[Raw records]
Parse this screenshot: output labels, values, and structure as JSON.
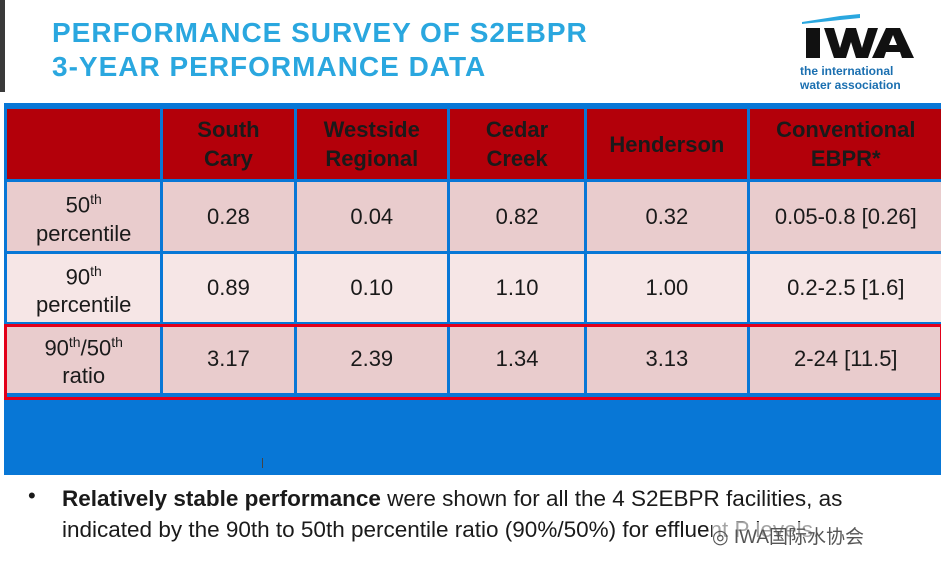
{
  "title": {
    "line1": "PERFORMANCE SURVEY OF S2EBPR",
    "line2": "3-YEAR PERFORMANCE DATA"
  },
  "logo": {
    "mark": "IWA",
    "line1": "the international",
    "line2": "water association"
  },
  "table": {
    "headers": [
      {
        "line1": "South",
        "line2": "Cary"
      },
      {
        "line1": "Westside",
        "line2": "Regional"
      },
      {
        "line1": "Cedar",
        "line2": "Creek"
      },
      {
        "line1": "Henderson",
        "line2": ""
      },
      {
        "line1": "Conventional",
        "line2": "EBPR*"
      }
    ],
    "rows": [
      {
        "label_num": "50",
        "label_sup": "th",
        "label_word": "percentile",
        "values": [
          "0.28",
          "0.04",
          "0.82",
          "0.32",
          "0.05-0.8 [0.26]"
        ]
      },
      {
        "label_num": "90",
        "label_sup": "th",
        "label_word": "percentile",
        "values": [
          "0.89",
          "0.10",
          "1.10",
          "1.00",
          "0.2-2.5 [1.6]"
        ]
      },
      {
        "label_a": "90",
        "label_a_sup": "th",
        "label_b": "/50",
        "label_b_sup": "th",
        "label_word": "ratio",
        "values": [
          "3.17",
          "2.39",
          "1.34",
          "3.13",
          "2-24 [11.5]"
        ]
      }
    ]
  },
  "bullet": {
    "bold": "Relatively stable performance",
    "rest": " were shown for all the 4 S2EBPR facilities, as indicated by the 90th to 50th percentile ratio (90%/50%) for effluent P levels."
  },
  "watermark": "IWA国际水协会",
  "colors": {
    "title": "#2aa7df",
    "header": "#b3000a",
    "highlight": "#e2001a",
    "panel": "#0877d6"
  }
}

- Task to complete:
Write the records above out again exactly, with no pictures in your copy.

- Response to the task:
Parse this screenshot: output labels, values, and structure as JSON.
{
  "title": {
    "line1": "PERFORMANCE SURVEY OF S2EBPR",
    "line2": "3-YEAR PERFORMANCE DATA"
  },
  "logo": {
    "mark": "IWA",
    "line1": "the international",
    "line2": "water association"
  },
  "table": {
    "headers": [
      {
        "line1": "South",
        "line2": "Cary"
      },
      {
        "line1": "Westside",
        "line2": "Regional"
      },
      {
        "line1": "Cedar",
        "line2": "Creek"
      },
      {
        "line1": "Henderson",
        "line2": ""
      },
      {
        "line1": "Conventional",
        "line2": "EBPR*"
      }
    ],
    "rows": [
      {
        "label_num": "50",
        "label_sup": "th",
        "label_word": "percentile",
        "values": [
          "0.28",
          "0.04",
          "0.82",
          "0.32",
          "0.05-0.8 [0.26]"
        ]
      },
      {
        "label_num": "90",
        "label_sup": "th",
        "label_word": "percentile",
        "values": [
          "0.89",
          "0.10",
          "1.10",
          "1.00",
          "0.2-2.5 [1.6]"
        ]
      },
      {
        "label_a": "90",
        "label_a_sup": "th",
        "label_b": "/50",
        "label_b_sup": "th",
        "label_word": "ratio",
        "values": [
          "3.17",
          "2.39",
          "1.34",
          "3.13",
          "2-24 [11.5]"
        ]
      }
    ]
  },
  "bullet": {
    "bold": "Relatively stable performance",
    "rest": " were shown for all the 4 S2EBPR facilities, as indicated by the 90th to 50th percentile ratio (90%/50%) for effluent P levels."
  },
  "watermark": "IWA国际水协会",
  "colors": {
    "title": "#2aa7df",
    "header": "#b3000a",
    "highlight": "#e2001a",
    "panel": "#0877d6"
  }
}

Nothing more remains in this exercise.